RECORDS SUPPLIED below:

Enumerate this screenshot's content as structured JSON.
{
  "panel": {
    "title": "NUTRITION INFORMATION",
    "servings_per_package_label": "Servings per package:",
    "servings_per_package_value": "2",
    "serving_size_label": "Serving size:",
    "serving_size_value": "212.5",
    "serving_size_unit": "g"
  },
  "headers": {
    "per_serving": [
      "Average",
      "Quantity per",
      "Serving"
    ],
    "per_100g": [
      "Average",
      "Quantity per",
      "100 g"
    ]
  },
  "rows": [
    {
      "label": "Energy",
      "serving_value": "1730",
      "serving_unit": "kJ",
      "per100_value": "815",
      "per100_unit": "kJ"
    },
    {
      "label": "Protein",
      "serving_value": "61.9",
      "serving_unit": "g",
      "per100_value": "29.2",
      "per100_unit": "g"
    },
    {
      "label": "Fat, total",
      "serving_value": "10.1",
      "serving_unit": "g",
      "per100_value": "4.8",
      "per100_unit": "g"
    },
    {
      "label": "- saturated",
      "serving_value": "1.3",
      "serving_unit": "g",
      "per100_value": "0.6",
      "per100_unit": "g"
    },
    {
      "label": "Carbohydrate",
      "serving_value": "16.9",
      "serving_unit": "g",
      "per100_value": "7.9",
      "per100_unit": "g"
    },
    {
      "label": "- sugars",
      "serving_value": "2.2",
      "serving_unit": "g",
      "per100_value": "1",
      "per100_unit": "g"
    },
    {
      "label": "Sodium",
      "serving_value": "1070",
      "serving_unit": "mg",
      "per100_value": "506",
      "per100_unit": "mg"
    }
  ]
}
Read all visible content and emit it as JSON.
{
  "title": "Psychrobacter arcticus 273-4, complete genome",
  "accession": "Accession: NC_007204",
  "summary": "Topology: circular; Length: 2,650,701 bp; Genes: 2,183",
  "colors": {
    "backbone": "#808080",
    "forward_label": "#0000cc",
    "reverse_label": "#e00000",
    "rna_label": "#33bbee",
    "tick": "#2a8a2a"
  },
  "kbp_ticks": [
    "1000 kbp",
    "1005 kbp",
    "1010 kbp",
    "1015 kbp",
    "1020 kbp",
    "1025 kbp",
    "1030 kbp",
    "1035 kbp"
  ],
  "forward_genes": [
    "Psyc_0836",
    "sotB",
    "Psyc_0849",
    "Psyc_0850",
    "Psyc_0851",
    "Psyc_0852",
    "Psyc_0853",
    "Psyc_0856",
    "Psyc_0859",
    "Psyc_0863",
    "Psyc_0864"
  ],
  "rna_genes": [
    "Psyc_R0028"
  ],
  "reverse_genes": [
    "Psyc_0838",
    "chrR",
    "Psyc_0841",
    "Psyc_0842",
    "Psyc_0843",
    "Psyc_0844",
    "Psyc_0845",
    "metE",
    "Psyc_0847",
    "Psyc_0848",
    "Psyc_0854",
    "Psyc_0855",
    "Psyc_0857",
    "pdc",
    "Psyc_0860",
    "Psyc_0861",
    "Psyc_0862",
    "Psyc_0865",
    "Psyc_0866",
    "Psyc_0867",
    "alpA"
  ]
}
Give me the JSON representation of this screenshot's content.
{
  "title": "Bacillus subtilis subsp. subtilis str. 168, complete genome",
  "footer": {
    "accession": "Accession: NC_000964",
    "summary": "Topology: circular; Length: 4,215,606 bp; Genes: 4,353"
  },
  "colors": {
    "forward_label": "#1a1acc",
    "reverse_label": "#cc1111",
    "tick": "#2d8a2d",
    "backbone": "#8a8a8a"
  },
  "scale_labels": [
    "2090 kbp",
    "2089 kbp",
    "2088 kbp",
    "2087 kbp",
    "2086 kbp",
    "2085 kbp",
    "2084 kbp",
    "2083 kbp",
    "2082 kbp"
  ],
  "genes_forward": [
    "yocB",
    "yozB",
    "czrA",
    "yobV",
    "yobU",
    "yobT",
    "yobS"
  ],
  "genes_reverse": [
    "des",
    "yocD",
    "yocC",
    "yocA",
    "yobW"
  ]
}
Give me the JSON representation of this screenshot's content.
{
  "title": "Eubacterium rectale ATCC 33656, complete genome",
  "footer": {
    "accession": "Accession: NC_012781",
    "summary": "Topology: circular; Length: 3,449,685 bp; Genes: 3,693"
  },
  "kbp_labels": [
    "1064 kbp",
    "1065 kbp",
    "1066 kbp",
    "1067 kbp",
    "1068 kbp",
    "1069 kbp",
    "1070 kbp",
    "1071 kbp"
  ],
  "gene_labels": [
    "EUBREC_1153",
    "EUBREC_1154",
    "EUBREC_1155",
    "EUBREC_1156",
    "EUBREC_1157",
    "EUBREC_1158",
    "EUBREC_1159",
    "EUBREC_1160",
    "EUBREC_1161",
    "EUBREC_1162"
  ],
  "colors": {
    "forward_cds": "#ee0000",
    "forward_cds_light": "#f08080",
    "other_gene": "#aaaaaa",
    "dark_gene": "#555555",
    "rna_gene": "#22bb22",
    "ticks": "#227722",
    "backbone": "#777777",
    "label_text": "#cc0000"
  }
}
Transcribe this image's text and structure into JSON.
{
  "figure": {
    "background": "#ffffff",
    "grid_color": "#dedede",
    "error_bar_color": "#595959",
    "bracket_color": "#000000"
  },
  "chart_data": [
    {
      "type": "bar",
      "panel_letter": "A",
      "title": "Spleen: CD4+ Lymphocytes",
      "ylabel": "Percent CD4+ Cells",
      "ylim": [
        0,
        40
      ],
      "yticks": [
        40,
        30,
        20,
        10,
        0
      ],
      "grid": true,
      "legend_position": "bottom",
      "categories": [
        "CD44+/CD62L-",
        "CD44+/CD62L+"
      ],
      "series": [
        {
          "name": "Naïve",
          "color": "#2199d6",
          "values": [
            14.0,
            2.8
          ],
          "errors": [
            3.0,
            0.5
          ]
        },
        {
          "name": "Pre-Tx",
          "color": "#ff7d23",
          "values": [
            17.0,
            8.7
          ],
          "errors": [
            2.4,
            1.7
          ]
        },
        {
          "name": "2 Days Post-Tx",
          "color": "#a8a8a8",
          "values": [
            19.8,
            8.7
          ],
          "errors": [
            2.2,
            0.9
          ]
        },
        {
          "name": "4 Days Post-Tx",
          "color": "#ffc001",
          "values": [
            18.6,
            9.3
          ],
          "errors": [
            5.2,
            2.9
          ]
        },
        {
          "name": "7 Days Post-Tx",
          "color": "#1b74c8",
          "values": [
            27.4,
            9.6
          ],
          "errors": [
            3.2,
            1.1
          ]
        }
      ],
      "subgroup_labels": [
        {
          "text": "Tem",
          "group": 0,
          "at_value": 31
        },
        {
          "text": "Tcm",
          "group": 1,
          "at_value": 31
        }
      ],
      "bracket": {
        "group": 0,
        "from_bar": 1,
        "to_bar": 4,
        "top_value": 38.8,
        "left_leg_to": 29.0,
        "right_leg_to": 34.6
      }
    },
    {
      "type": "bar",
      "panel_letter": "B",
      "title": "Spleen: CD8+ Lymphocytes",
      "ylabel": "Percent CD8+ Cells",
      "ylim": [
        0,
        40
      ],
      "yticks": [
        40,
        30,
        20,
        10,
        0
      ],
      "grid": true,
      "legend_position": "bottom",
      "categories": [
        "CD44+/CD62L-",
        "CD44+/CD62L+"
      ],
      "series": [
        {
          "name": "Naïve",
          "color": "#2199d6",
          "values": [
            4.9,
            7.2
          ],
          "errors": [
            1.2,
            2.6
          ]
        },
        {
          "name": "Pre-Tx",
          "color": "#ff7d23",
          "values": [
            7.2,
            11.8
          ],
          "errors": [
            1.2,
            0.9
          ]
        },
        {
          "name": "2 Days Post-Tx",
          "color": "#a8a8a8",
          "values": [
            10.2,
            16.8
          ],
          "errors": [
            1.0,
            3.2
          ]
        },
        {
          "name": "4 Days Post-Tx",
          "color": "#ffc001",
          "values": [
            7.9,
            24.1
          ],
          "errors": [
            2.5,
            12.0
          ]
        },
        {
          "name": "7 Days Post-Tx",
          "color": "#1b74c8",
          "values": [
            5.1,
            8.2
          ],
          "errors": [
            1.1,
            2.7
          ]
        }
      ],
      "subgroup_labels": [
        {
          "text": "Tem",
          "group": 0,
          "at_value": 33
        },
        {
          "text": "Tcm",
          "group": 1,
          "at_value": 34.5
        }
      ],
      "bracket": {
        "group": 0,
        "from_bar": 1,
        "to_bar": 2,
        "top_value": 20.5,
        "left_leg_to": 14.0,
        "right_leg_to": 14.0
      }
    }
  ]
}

End of RECORDS SUPPLIED.

▶ _EXERCISE DIRECTIONS_: Which lines in the records above contain the word "complete"? Return each of them.

▶ _WORKED SOLUTION_:
  "title": "Psychrobacter arcticus 273-4, complete genome",
  "title": "Bacillus subtilis subsp. subtilis str. 168, complete genome",
  "title": "Eubacterium rectale ATCC 33656, complete genome",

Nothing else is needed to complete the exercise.